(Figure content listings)
===============
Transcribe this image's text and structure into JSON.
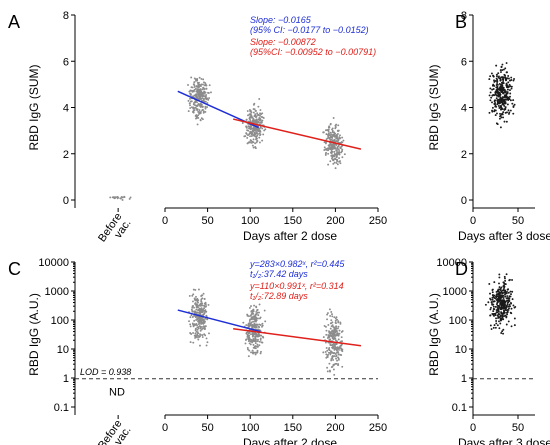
{
  "chart_data": [
    {
      "panel": "A",
      "type": "scatter",
      "ylabel": "RBD IgG (SUM)",
      "xlabel": "Days after 2 dose",
      "x_category_label": [
        "Before",
        "vac."
      ],
      "xticks": [
        0,
        50,
        100,
        150,
        200,
        250
      ],
      "yticks": [
        0,
        2,
        4,
        6,
        8
      ],
      "xlim": [
        0,
        250
      ],
      "ylim": [
        0,
        8
      ],
      "groups": [
        {
          "x": -55,
          "y_center": 0.1,
          "y_spread": 0.15,
          "n": 20
        },
        {
          "x": 40,
          "y_center": 4.4,
          "y_spread": 1.3,
          "n": 260
        },
        {
          "x": 105,
          "y_center": 3.2,
          "y_spread": 1.4,
          "n": 260
        },
        {
          "x": 198,
          "y_center": 2.4,
          "y_spread": 1.5,
          "n": 240
        }
      ],
      "fits": [
        {
          "color": "#1f2fd6",
          "x": [
            15,
            110
          ],
          "y": [
            4.7,
            3.13
          ]
        },
        {
          "color": "#e0201b",
          "x": [
            80,
            230
          ],
          "y": [
            3.5,
            2.2
          ]
        }
      ],
      "annotations": [
        {
          "color": "#1f2fd6",
          "lines": [
            "Slope: −0.0165",
            "(95% CI: −0.0177 to −0.0152)"
          ]
        },
        {
          "color": "#e0201b",
          "lines": [
            "Slope: −0.00872",
            "(95%CI: −0.00952 to −0.00791)"
          ]
        }
      ]
    },
    {
      "panel": "B",
      "type": "scatter",
      "ylabel": "RBD IgG (SUM)",
      "xlabel": "Days after 3 dose",
      "xticks": [
        0,
        50
      ],
      "yticks": [
        0,
        2,
        4,
        6,
        8
      ],
      "xlim": [
        0,
        60
      ],
      "ylim": [
        0,
        8
      ],
      "groups": [
        {
          "x": 32,
          "y_center": 4.6,
          "y_spread": 1.8,
          "n": 320
        }
      ]
    },
    {
      "panel": "C",
      "type": "scatter",
      "scale": "log",
      "ylabel": "RBD IgG (A.U.)",
      "xlabel": "Days after 2 dose",
      "x_category_label": [
        "Before",
        "vac."
      ],
      "xticks": [
        0,
        50,
        100,
        150,
        200,
        250
      ],
      "ytick_labels": [
        "0.1",
        "1",
        "10",
        "100",
        "1000",
        "10000"
      ],
      "xlim": [
        0,
        250
      ],
      "ylim": [
        0.1,
        10000
      ],
      "lod": {
        "value": 0.938,
        "label": "LOD = 0.938"
      },
      "nd_label": "ND",
      "groups": [
        {
          "x": 40,
          "y_center": 140,
          "log_spread": 1.3,
          "n": 260
        },
        {
          "x": 105,
          "y_center": 45,
          "log_spread": 1.4,
          "n": 260
        },
        {
          "x": 198,
          "y_center": 18,
          "log_spread": 1.5,
          "n": 240
        }
      ],
      "fits": [
        {
          "color": "#1f2fd6",
          "x": [
            15,
            112
          ],
          "y": [
            220,
            40
          ]
        },
        {
          "color": "#e0201b",
          "x": [
            80,
            230
          ],
          "y": [
            50,
            13
          ]
        }
      ],
      "annotations": [
        {
          "color": "#1f2fd6",
          "lines": [
            "y=283×0.982ˣ, r²=0.445",
            "t₁/₂:37.42 days"
          ]
        },
        {
          "color": "#e0201b",
          "lines": [
            "y=110×0.991ˣ, r²=0.314",
            "t₁/₂:72.89 days"
          ]
        }
      ]
    },
    {
      "panel": "D",
      "type": "scatter",
      "scale": "log",
      "ylabel": "RBD IgG (A.U.)",
      "xlabel": "Days after 3 dose",
      "xticks": [
        0,
        50
      ],
      "ytick_labels": [
        "0.1",
        "1",
        "10",
        "100",
        "1000",
        "10000"
      ],
      "xlim": [
        0,
        60
      ],
      "ylim": [
        0.1,
        10000
      ],
      "lod": {
        "value": 0.938
      },
      "groups": [
        {
          "x": 32,
          "y_center": 350,
          "log_spread": 1.3,
          "n": 320
        }
      ]
    }
  ],
  "colors": {
    "points_2dose": "#8c8c8c",
    "points_3dose": "#1a1a1a",
    "blue": "#1f2fd6",
    "red": "#e0201b"
  }
}
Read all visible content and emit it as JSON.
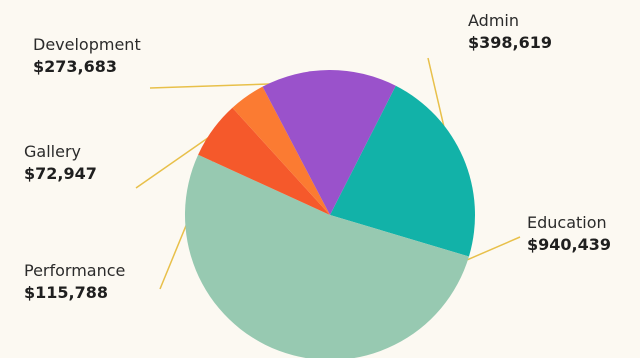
{
  "chart_data": {
    "type": "pie",
    "title": "",
    "slices": [
      {
        "label": "Admin",
        "value": 398619,
        "value_label": "$398,619",
        "color": "#12b2a8"
      },
      {
        "label": "Education",
        "value": 940439,
        "value_label": "$940,439",
        "color": "#97c9b1"
      },
      {
        "label": "Performance",
        "value": 115788,
        "value_label": "$115,788",
        "color": "#f5592b"
      },
      {
        "label": "Gallery",
        "value": 72947,
        "value_label": "$72,947",
        "color": "#fb7b32"
      },
      {
        "label": "Development",
        "value": 273683,
        "value_label": "$273,683",
        "color": "#9a52cb"
      }
    ],
    "leader_line_color": "#e8c04a",
    "legend": "none"
  }
}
===============
- Written request
Write out exactly the lines from the one that contains "Read all visible content and emit it as JSON." through the last line of the data above, both included. Leave every picture out.

- Answer below
Read all visible content and emit it as JSON.
{
  "chart_data": {
    "type": "pie",
    "title": "",
    "slices": [
      {
        "label": "Admin",
        "value": 398619,
        "value_label": "$398,619",
        "color": "#12b2a8"
      },
      {
        "label": "Education",
        "value": 940439,
        "value_label": "$940,439",
        "color": "#97c9b1"
      },
      {
        "label": "Performance",
        "value": 115788,
        "value_label": "$115,788",
        "color": "#f5592b"
      },
      {
        "label": "Gallery",
        "value": 72947,
        "value_label": "$72,947",
        "color": "#fb7b32"
      },
      {
        "label": "Development",
        "value": 273683,
        "value_label": "$273,683",
        "color": "#9a52cb"
      }
    ],
    "leader_line_color": "#e8c04a",
    "legend": "none"
  }
}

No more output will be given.